== JOB ==
Using the listing below, report all lines holding the word "Spoiler".

== Stored entries ==
* begin *
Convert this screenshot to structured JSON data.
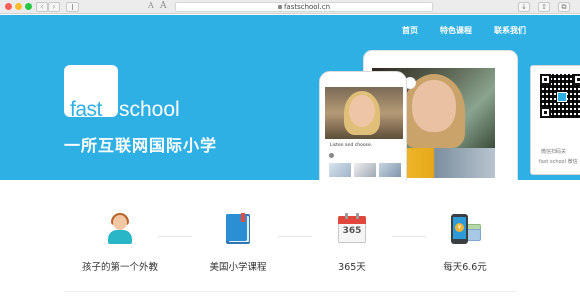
{
  "browser": {
    "url": "fastschool.cn",
    "reader_small": "A",
    "reader_big": "A"
  },
  "nav": {
    "items": [
      "首页",
      "特色课程",
      "联系我们"
    ]
  },
  "brand": {
    "logo_fast": "fast",
    "logo_school": "school",
    "slogan": "一所互联网国际小学"
  },
  "devices": {
    "phone_caption": "Listen and choose."
  },
  "qr": {
    "line1": "微信扫码关",
    "line2": "fast school 微信"
  },
  "features": [
    {
      "label": "孩子的第一个外教",
      "icon": "teacher-icon"
    },
    {
      "label": "美国小学课程",
      "icon": "book-icon"
    },
    {
      "label": "365天",
      "icon": "calendar-icon"
    },
    {
      "label": "每天6.6元",
      "icon": "phone-payment-icon"
    }
  ],
  "calendar_number": "365",
  "colors": {
    "hero_blue": "#2fb0e4",
    "white": "#ffffff"
  }
}
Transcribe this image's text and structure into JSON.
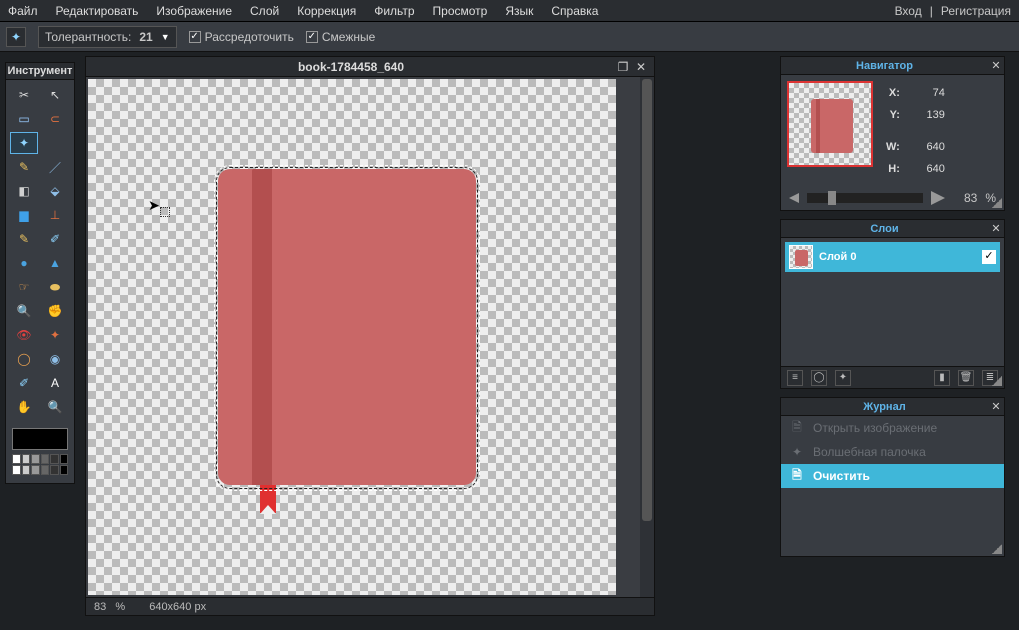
{
  "menu": {
    "items": [
      "Файл",
      "Редактировать",
      "Изображение",
      "Слой",
      "Коррекция",
      "Фильтр",
      "Просмотр",
      "Язык",
      "Справка"
    ],
    "login": "Вход",
    "sep": "|",
    "register": "Регистрация"
  },
  "options": {
    "tool_icon": "✦",
    "tolerance_label": "Толерантность:",
    "tolerance_value": "21",
    "anti_alias": "Рассредоточить",
    "contiguous": "Смежные"
  },
  "toolpanel": {
    "title": "Инструмент",
    "tools": [
      {
        "name": "crop-tool",
        "glyph": "✂",
        "c": "#ddd"
      },
      {
        "name": "move-tool",
        "glyph": "↖",
        "c": "#ddd"
      },
      {
        "name": "marquee-tool",
        "glyph": "▭",
        "c": "#9cf"
      },
      {
        "name": "lasso-tool",
        "glyph": "⊂",
        "c": "#e07040"
      },
      {
        "name": "wand-tool",
        "glyph": "✦",
        "c": "#8fd5ff",
        "sel": true
      },
      {
        "name": "empty-1",
        "glyph": "",
        "c": ""
      },
      {
        "name": "pencil-tool",
        "glyph": "✎",
        "c": "#e8c060"
      },
      {
        "name": "brush-tool",
        "glyph": "／",
        "c": "#8fbfe8"
      },
      {
        "name": "eraser-tool",
        "glyph": "◧",
        "c": "#d0d0d0"
      },
      {
        "name": "bucket-tool",
        "glyph": "⬙",
        "c": "#8fbfe8"
      },
      {
        "name": "gradient-tool",
        "glyph": "▆",
        "c": "#3fa0e8"
      },
      {
        "name": "stamp-tool",
        "glyph": "⊥",
        "c": "#e07040"
      },
      {
        "name": "replace-color",
        "glyph": "✎",
        "c": "#e8c060"
      },
      {
        "name": "draw-tool",
        "glyph": "✐",
        "c": "#8fd5ff"
      },
      {
        "name": "blur-tool",
        "glyph": "●",
        "c": "#4aa3e0"
      },
      {
        "name": "sharpen-tool",
        "glyph": "▲",
        "c": "#4aa3e0"
      },
      {
        "name": "smudge-tool",
        "glyph": "☞",
        "c": "#e8a050"
      },
      {
        "name": "sponge-tool",
        "glyph": "⬬",
        "c": "#e8c060"
      },
      {
        "name": "dodge-tool",
        "glyph": "🔍",
        "c": "#ddd"
      },
      {
        "name": "burn-tool",
        "glyph": "✊",
        "c": "#e8a050"
      },
      {
        "name": "redeye-tool",
        "glyph": "👁",
        "c": "#e04040"
      },
      {
        "name": "heal-tool",
        "glyph": "✦",
        "c": "#e07040"
      },
      {
        "name": "bloat-tool",
        "glyph": "◯",
        "c": "#e8a050"
      },
      {
        "name": "pinch-tool",
        "glyph": "◉",
        "c": "#8fbfe8"
      },
      {
        "name": "picker-tool",
        "glyph": "✐",
        "c": "#8fd5ff"
      },
      {
        "name": "type-tool",
        "glyph": "A",
        "c": "#fff"
      },
      {
        "name": "hand-tool",
        "glyph": "✋",
        "c": "#e8a050"
      },
      {
        "name": "zoom-tool",
        "glyph": "🔍",
        "c": "#ddd"
      }
    ],
    "palette": [
      "#fff",
      "#ccc",
      "#999",
      "#666",
      "#333",
      "#000",
      "#fff",
      "#ccc",
      "#999",
      "#666",
      "#333",
      "#000"
    ]
  },
  "document": {
    "title": "book-1784458_640",
    "zoom": "83",
    "pct": "%",
    "dims": "640x640 px"
  },
  "navigator": {
    "title": "Навигатор",
    "X_k": "X:",
    "X_v": "74",
    "Y_k": "Y:",
    "Y_v": "139",
    "W_k": "W:",
    "W_v": "640",
    "H_k": "H:",
    "H_v": "640",
    "zoom": "83",
    "pct": "%"
  },
  "layers": {
    "title": "Слои",
    "layer0": "Слой 0"
  },
  "history": {
    "title": "Журнал",
    "items": [
      {
        "icon": "🗎",
        "label": "Открыть изображение",
        "disabled": true
      },
      {
        "icon": "✦",
        "label": "Волшебная палочка",
        "disabled": true
      },
      {
        "icon": "🗎",
        "label": "Очистить",
        "selected": true
      }
    ]
  }
}
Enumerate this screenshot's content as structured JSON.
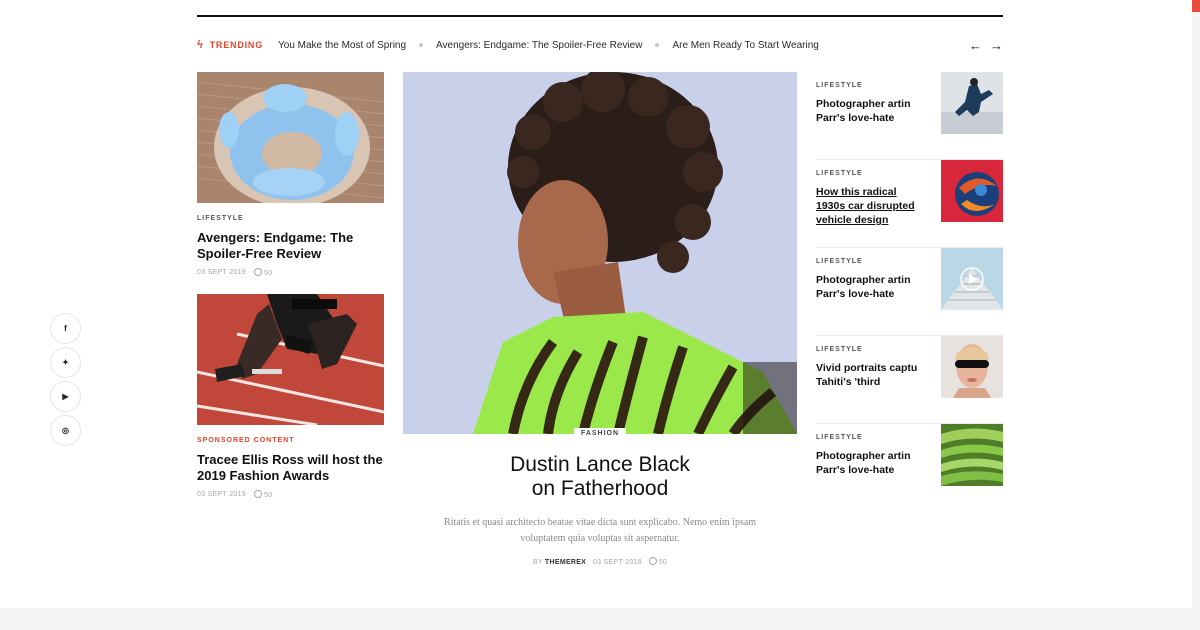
{
  "trending": {
    "label": "TRENDING",
    "items": [
      "You Make the Most of Spring",
      "Avengers: Endgame: The Spoiler-Free Review",
      "Are Men Ready To Start Wearing"
    ],
    "prev_label": "←",
    "next_label": "→"
  },
  "social": {
    "items": [
      {
        "name": "facebook",
        "glyph": "f"
      },
      {
        "name": "twitter",
        "glyph": "✦"
      },
      {
        "name": "youtube",
        "glyph": "▶"
      },
      {
        "name": "instagram",
        "glyph": "◎"
      }
    ]
  },
  "left": {
    "cards": [
      {
        "category": "LIFESTYLE",
        "title": "Avengers: Endgame: The Spoiler-Free Review",
        "date": "03 SEPT 2019",
        "comments": "50"
      },
      {
        "category": "SPONSORED CONTENT",
        "title": "Tracee Ellis Ross will host the 2019 Fashion Awards",
        "date": "03 SEPT 2019",
        "comments": "50"
      }
    ]
  },
  "hero": {
    "tag": "FASHION",
    "title_line1": "Dustin Lance Black",
    "title_line2": "on Fatherhood",
    "excerpt_line1": "Ritatis et quasi architecto beatae vitae dicta sunt explicabo. Nemo enim ipsam",
    "excerpt_line2": "voluptatem quia voluptas sit aspernatur.",
    "by": "BY",
    "author": "THEMEREX",
    "date": "03 SEPT 2019",
    "comments": "50"
  },
  "right": {
    "items": [
      {
        "category": "LIFESTYLE",
        "title": "Photographer artin Parr's love-hate"
      },
      {
        "category": "LIFESTYLE",
        "title": "How this radical 1930s car disrupted vehicle design"
      },
      {
        "category": "LIFESTYLE",
        "title": "Photographer artin Parr's love-hate"
      },
      {
        "category": "LIFESTYLE",
        "title": "Vivid portraits captu Tahiti's 'third"
      },
      {
        "category": "LIFESTYLE",
        "title": "Photographer artin Parr's love-hate"
      }
    ]
  },
  "colors": {
    "accent": "#e0442a",
    "text": "#111111",
    "muted": "#a6a6a6"
  }
}
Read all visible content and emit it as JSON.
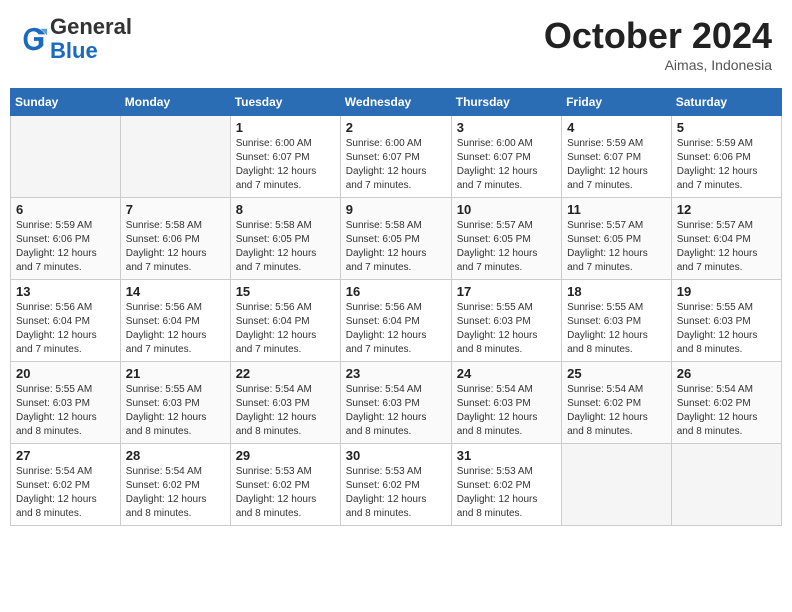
{
  "header": {
    "logo": {
      "line1": "General",
      "line2": "Blue"
    },
    "title": "October 2024",
    "location": "Aimas, Indonesia"
  },
  "weekdays": [
    "Sunday",
    "Monday",
    "Tuesday",
    "Wednesday",
    "Thursday",
    "Friday",
    "Saturday"
  ],
  "weeks": [
    [
      {
        "day": null
      },
      {
        "day": null
      },
      {
        "day": "1",
        "sunrise": "Sunrise: 6:00 AM",
        "sunset": "Sunset: 6:07 PM",
        "daylight": "Daylight: 12 hours and 7 minutes."
      },
      {
        "day": "2",
        "sunrise": "Sunrise: 6:00 AM",
        "sunset": "Sunset: 6:07 PM",
        "daylight": "Daylight: 12 hours and 7 minutes."
      },
      {
        "day": "3",
        "sunrise": "Sunrise: 6:00 AM",
        "sunset": "Sunset: 6:07 PM",
        "daylight": "Daylight: 12 hours and 7 minutes."
      },
      {
        "day": "4",
        "sunrise": "Sunrise: 5:59 AM",
        "sunset": "Sunset: 6:07 PM",
        "daylight": "Daylight: 12 hours and 7 minutes."
      },
      {
        "day": "5",
        "sunrise": "Sunrise: 5:59 AM",
        "sunset": "Sunset: 6:06 PM",
        "daylight": "Daylight: 12 hours and 7 minutes."
      }
    ],
    [
      {
        "day": "6",
        "sunrise": "Sunrise: 5:59 AM",
        "sunset": "Sunset: 6:06 PM",
        "daylight": "Daylight: 12 hours and 7 minutes."
      },
      {
        "day": "7",
        "sunrise": "Sunrise: 5:58 AM",
        "sunset": "Sunset: 6:06 PM",
        "daylight": "Daylight: 12 hours and 7 minutes."
      },
      {
        "day": "8",
        "sunrise": "Sunrise: 5:58 AM",
        "sunset": "Sunset: 6:05 PM",
        "daylight": "Daylight: 12 hours and 7 minutes."
      },
      {
        "day": "9",
        "sunrise": "Sunrise: 5:58 AM",
        "sunset": "Sunset: 6:05 PM",
        "daylight": "Daylight: 12 hours and 7 minutes."
      },
      {
        "day": "10",
        "sunrise": "Sunrise: 5:57 AM",
        "sunset": "Sunset: 6:05 PM",
        "daylight": "Daylight: 12 hours and 7 minutes."
      },
      {
        "day": "11",
        "sunrise": "Sunrise: 5:57 AM",
        "sunset": "Sunset: 6:05 PM",
        "daylight": "Daylight: 12 hours and 7 minutes."
      },
      {
        "day": "12",
        "sunrise": "Sunrise: 5:57 AM",
        "sunset": "Sunset: 6:04 PM",
        "daylight": "Daylight: 12 hours and 7 minutes."
      }
    ],
    [
      {
        "day": "13",
        "sunrise": "Sunrise: 5:56 AM",
        "sunset": "Sunset: 6:04 PM",
        "daylight": "Daylight: 12 hours and 7 minutes."
      },
      {
        "day": "14",
        "sunrise": "Sunrise: 5:56 AM",
        "sunset": "Sunset: 6:04 PM",
        "daylight": "Daylight: 12 hours and 7 minutes."
      },
      {
        "day": "15",
        "sunrise": "Sunrise: 5:56 AM",
        "sunset": "Sunset: 6:04 PM",
        "daylight": "Daylight: 12 hours and 7 minutes."
      },
      {
        "day": "16",
        "sunrise": "Sunrise: 5:56 AM",
        "sunset": "Sunset: 6:04 PM",
        "daylight": "Daylight: 12 hours and 7 minutes."
      },
      {
        "day": "17",
        "sunrise": "Sunrise: 5:55 AM",
        "sunset": "Sunset: 6:03 PM",
        "daylight": "Daylight: 12 hours and 8 minutes."
      },
      {
        "day": "18",
        "sunrise": "Sunrise: 5:55 AM",
        "sunset": "Sunset: 6:03 PM",
        "daylight": "Daylight: 12 hours and 8 minutes."
      },
      {
        "day": "19",
        "sunrise": "Sunrise: 5:55 AM",
        "sunset": "Sunset: 6:03 PM",
        "daylight": "Daylight: 12 hours and 8 minutes."
      }
    ],
    [
      {
        "day": "20",
        "sunrise": "Sunrise: 5:55 AM",
        "sunset": "Sunset: 6:03 PM",
        "daylight": "Daylight: 12 hours and 8 minutes."
      },
      {
        "day": "21",
        "sunrise": "Sunrise: 5:55 AM",
        "sunset": "Sunset: 6:03 PM",
        "daylight": "Daylight: 12 hours and 8 minutes."
      },
      {
        "day": "22",
        "sunrise": "Sunrise: 5:54 AM",
        "sunset": "Sunset: 6:03 PM",
        "daylight": "Daylight: 12 hours and 8 minutes."
      },
      {
        "day": "23",
        "sunrise": "Sunrise: 5:54 AM",
        "sunset": "Sunset: 6:03 PM",
        "daylight": "Daylight: 12 hours and 8 minutes."
      },
      {
        "day": "24",
        "sunrise": "Sunrise: 5:54 AM",
        "sunset": "Sunset: 6:03 PM",
        "daylight": "Daylight: 12 hours and 8 minutes."
      },
      {
        "day": "25",
        "sunrise": "Sunrise: 5:54 AM",
        "sunset": "Sunset: 6:02 PM",
        "daylight": "Daylight: 12 hours and 8 minutes."
      },
      {
        "day": "26",
        "sunrise": "Sunrise: 5:54 AM",
        "sunset": "Sunset: 6:02 PM",
        "daylight": "Daylight: 12 hours and 8 minutes."
      }
    ],
    [
      {
        "day": "27",
        "sunrise": "Sunrise: 5:54 AM",
        "sunset": "Sunset: 6:02 PM",
        "daylight": "Daylight: 12 hours and 8 minutes."
      },
      {
        "day": "28",
        "sunrise": "Sunrise: 5:54 AM",
        "sunset": "Sunset: 6:02 PM",
        "daylight": "Daylight: 12 hours and 8 minutes."
      },
      {
        "day": "29",
        "sunrise": "Sunrise: 5:53 AM",
        "sunset": "Sunset: 6:02 PM",
        "daylight": "Daylight: 12 hours and 8 minutes."
      },
      {
        "day": "30",
        "sunrise": "Sunrise: 5:53 AM",
        "sunset": "Sunset: 6:02 PM",
        "daylight": "Daylight: 12 hours and 8 minutes."
      },
      {
        "day": "31",
        "sunrise": "Sunrise: 5:53 AM",
        "sunset": "Sunset: 6:02 PM",
        "daylight": "Daylight: 12 hours and 8 minutes."
      },
      {
        "day": null
      },
      {
        "day": null
      }
    ]
  ]
}
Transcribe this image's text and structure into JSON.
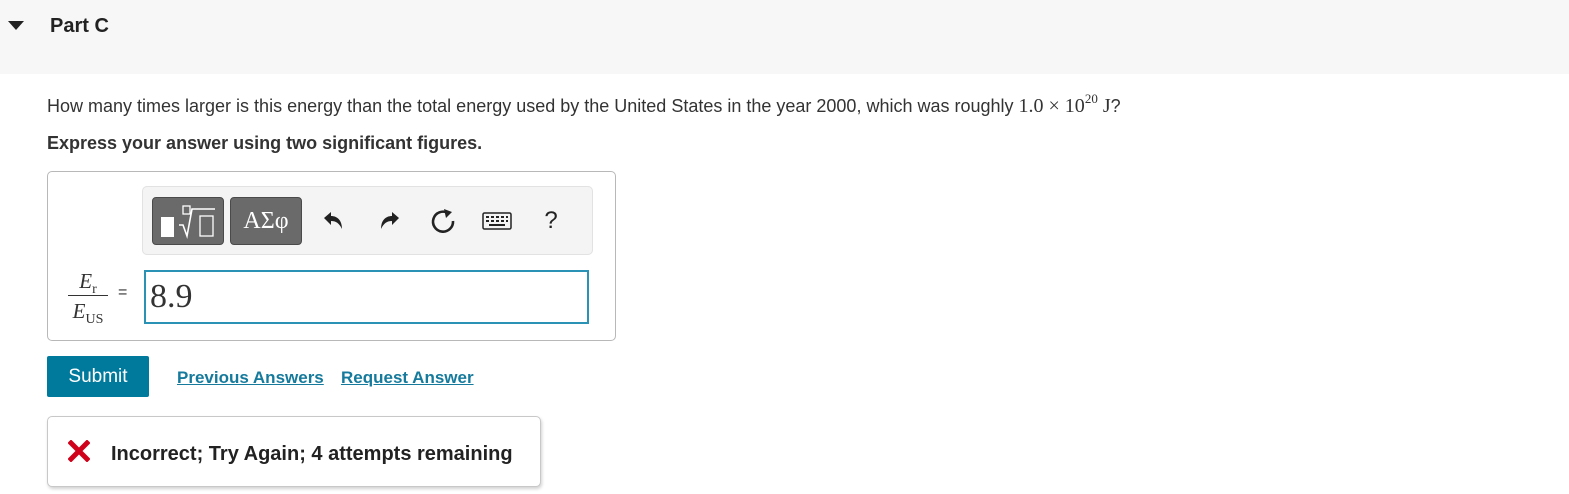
{
  "part": {
    "title": "Part C"
  },
  "question": {
    "text_before": "How many times larger is this energy than the total energy used by the United States in the year 2000, which was roughly ",
    "math_base": "1.0 × 10",
    "math_exp": "20",
    "math_unit": " J",
    "text_after": "?"
  },
  "instruction": "Express your answer using two significant figures.",
  "toolbar": {
    "templates_icon": "templates-sqrt-icon",
    "greek_label": "ΑΣφ",
    "undo_icon": "undo-icon",
    "redo_icon": "redo-icon",
    "reset_icon": "reset-icon",
    "keyboard_icon": "keyboard-icon",
    "help_label": "?"
  },
  "equation": {
    "numerator_var": "E",
    "numerator_sub": "r",
    "denominator_var": "E",
    "denominator_sub": "US",
    "equals": "="
  },
  "answer": {
    "value": "8.9"
  },
  "actions": {
    "submit_label": "Submit",
    "previous_answers_label": "Previous Answers",
    "request_answer_label": "Request Answer"
  },
  "feedback": {
    "icon": "incorrect-x-icon",
    "message": "Incorrect; Try Again; 4 attempts remaining",
    "color": "#d0021b"
  },
  "colors": {
    "accent": "#007a9c",
    "input_border": "#2a92b5",
    "link": "#157a9c"
  }
}
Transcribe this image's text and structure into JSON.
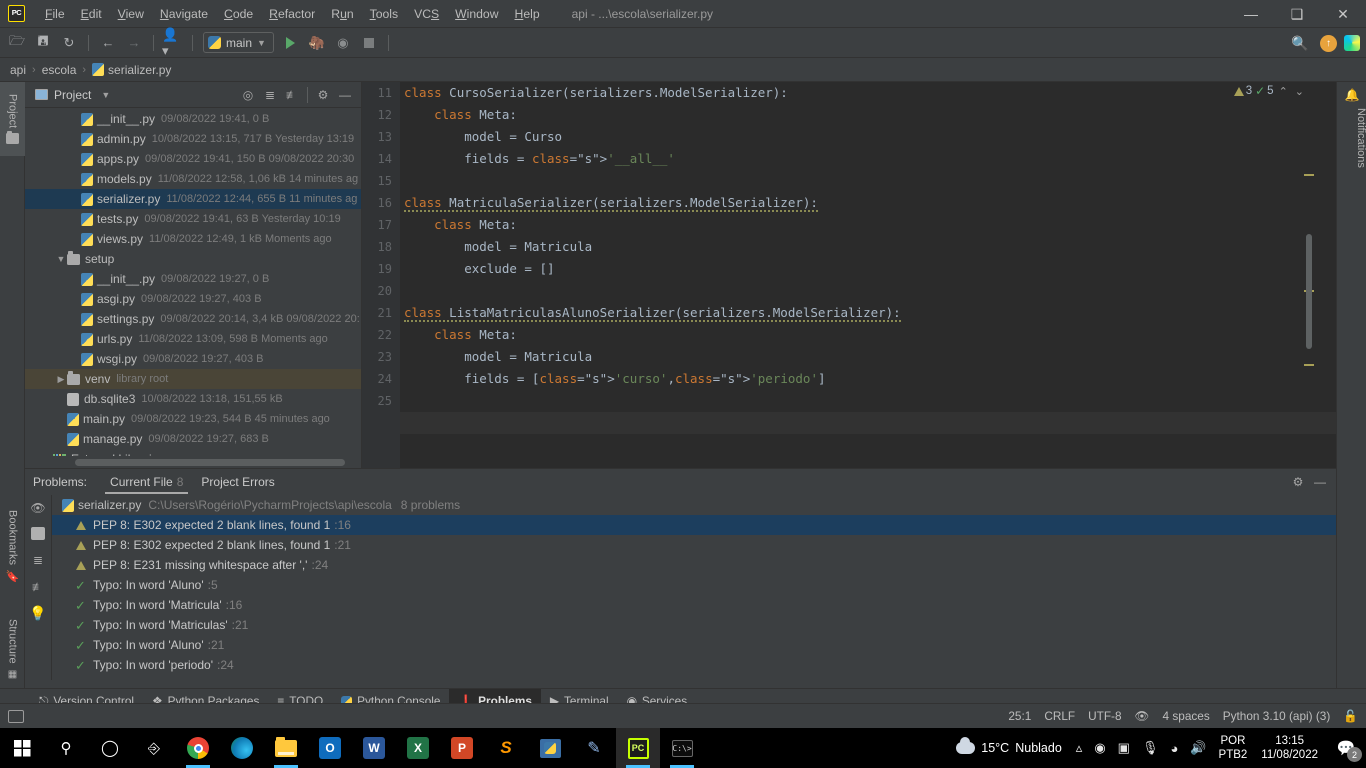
* end *
== EXERCISE SOLUTION ==
      "Avengers: Endgame: The Spoiler-Free Review",
        "title": "Avengers: Endgame: The Spoiler-Free Review",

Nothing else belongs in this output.